Items listed in a dataset
────────────────────────────────────────

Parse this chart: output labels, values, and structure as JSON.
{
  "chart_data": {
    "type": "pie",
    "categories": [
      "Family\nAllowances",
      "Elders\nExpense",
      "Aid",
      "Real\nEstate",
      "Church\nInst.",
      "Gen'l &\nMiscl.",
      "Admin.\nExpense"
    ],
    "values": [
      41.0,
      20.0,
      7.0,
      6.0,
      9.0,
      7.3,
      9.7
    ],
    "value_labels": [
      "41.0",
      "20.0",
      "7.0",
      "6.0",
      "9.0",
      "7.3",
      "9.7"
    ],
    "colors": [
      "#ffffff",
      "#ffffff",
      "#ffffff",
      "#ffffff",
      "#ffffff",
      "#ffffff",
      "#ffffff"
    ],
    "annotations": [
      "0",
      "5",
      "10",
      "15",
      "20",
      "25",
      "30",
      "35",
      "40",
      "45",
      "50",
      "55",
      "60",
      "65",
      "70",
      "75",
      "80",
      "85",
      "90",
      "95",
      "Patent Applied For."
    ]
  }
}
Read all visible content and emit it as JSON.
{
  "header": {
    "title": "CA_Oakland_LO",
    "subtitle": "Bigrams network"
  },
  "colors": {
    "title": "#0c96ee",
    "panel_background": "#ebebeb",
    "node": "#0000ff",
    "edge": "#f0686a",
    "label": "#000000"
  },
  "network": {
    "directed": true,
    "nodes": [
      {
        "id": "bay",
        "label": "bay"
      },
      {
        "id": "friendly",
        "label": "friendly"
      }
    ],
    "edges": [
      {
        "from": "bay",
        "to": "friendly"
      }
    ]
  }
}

────────────────────────────────────────

Search the records above for the string "JSON". Copy every line that contains it.

TASK RESULT
Parse this chart: output labels, values, and structure as JSON.
Read all visible content and emit it as JSON.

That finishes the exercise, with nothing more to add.